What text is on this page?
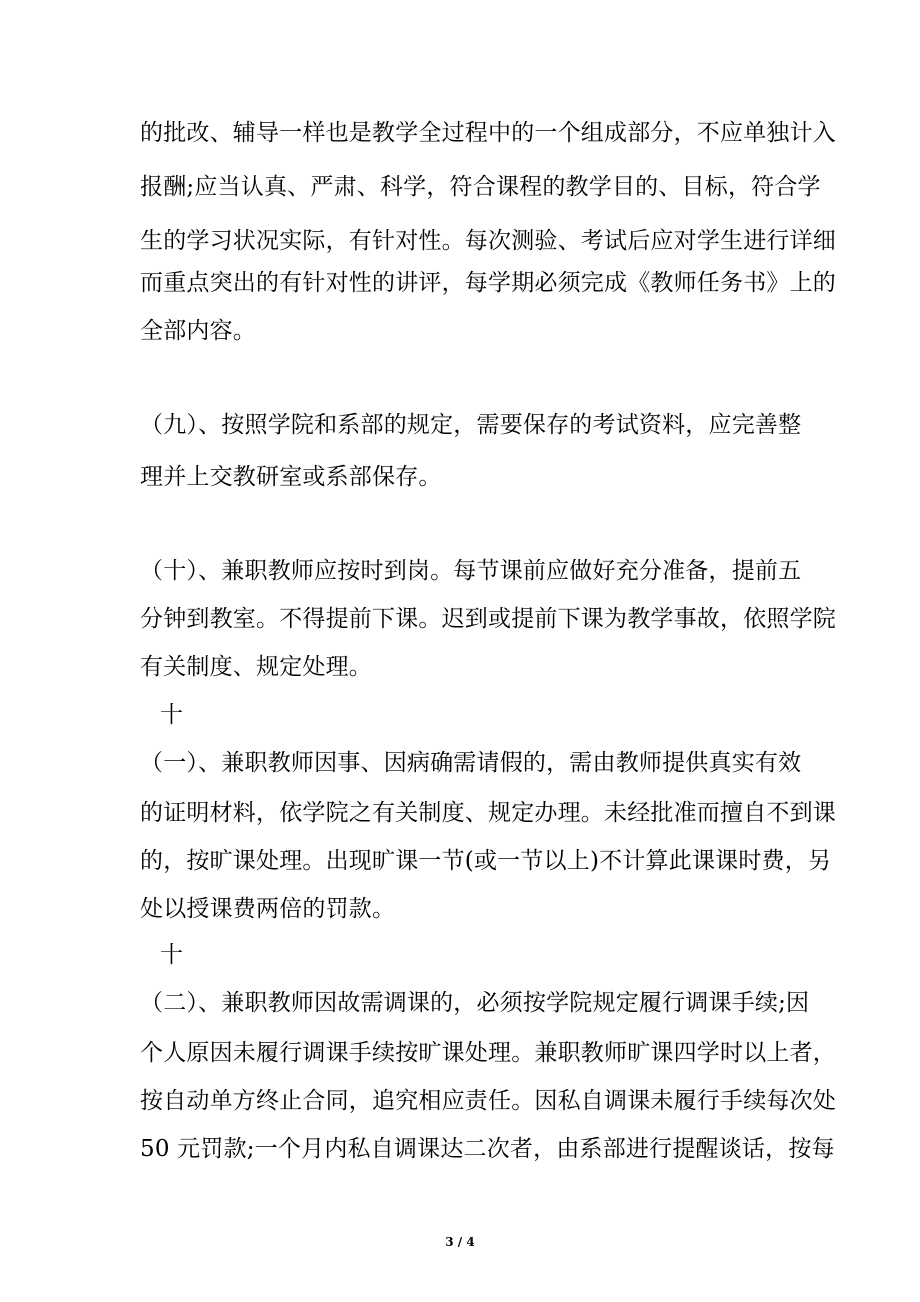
的批改、辅导一样也是教学全过程中的一个组成部分，不应单独计入
报酬;应当认真、严肃、科学，符合课程的教学目的、目标，符合学
生的学习状况实际，有针对性。每次测验、考试后应对学生进行详细
而重点突出的有针对性的讲评，每学期必须完成《教师任务书》上的
全部内容。
（九）、按照学院和系部的规定，需要保存的考试资料，应完善整
理并上交教研室或系部保存。
（十）、兼职教师应按时到岗。每节课前应做好充分准备，提前五
分钟到教室。不得提前下课。迟到或提前下课为教学事故，依照学院
有关制度、规定处理。
十
（一）、兼职教师因事、因病确需请假的，需由教师提供真实有效
的证明材料，依学院之有关制度、规定办理。未经批准而擅自不到课
的，按旷课处理。出现旷课一节(或一节以上)不计算此课课时费，另
处以授课费两倍的罚款。
十
（二）、兼职教师因故需调课的，必须按学院规定履行调课手续;因
个人原因未履行调课手续按旷课处理。兼职教师旷课四学时以上者，
按自动单方终止合同，追究相应责任。因私自调课未履行手续每次处
50 元罚款;一个月内私自调课达二次者，由系部进行提醒谈话，按每
3 / 4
-------------------------
Reproduce all entries exactly. Pictures do not belong in the copy.

__Exercise output__:
What text is on this page?
的批改、辅导一样也是教学全过程中的一个组成部分，不应单独计入
报酬;应当认真、严肃、科学，符合课程的教学目的、目标，符合学
生的学习状况实际，有针对性。每次测验、考试后应对学生进行详细
而重点突出的有针对性的讲评，每学期必须完成《教师任务书》上的
全部内容。
（九）、按照学院和系部的规定，需要保存的考试资料，应完善整
理并上交教研室或系部保存。
（十）、兼职教师应按时到岗。每节课前应做好充分准备，提前五
分钟到教室。不得提前下课。迟到或提前下课为教学事故，依照学院
有关制度、规定处理。
十
（一）、兼职教师因事、因病确需请假的，需由教师提供真实有效
的证明材料，依学院之有关制度、规定办理。未经批准而擅自不到课
的，按旷课处理。出现旷课一节(或一节以上)不计算此课课时费，另
处以授课费两倍的罚款。
十
（二）、兼职教师因故需调课的，必须按学院规定履行调课手续;因
个人原因未履行调课手续按旷课处理。兼职教师旷课四学时以上者，
按自动单方终止合同，追究相应责任。因私自调课未履行手续每次处
50 元罚款;一个月内私自调课达二次者，由系部进行提醒谈话，按每
3 / 4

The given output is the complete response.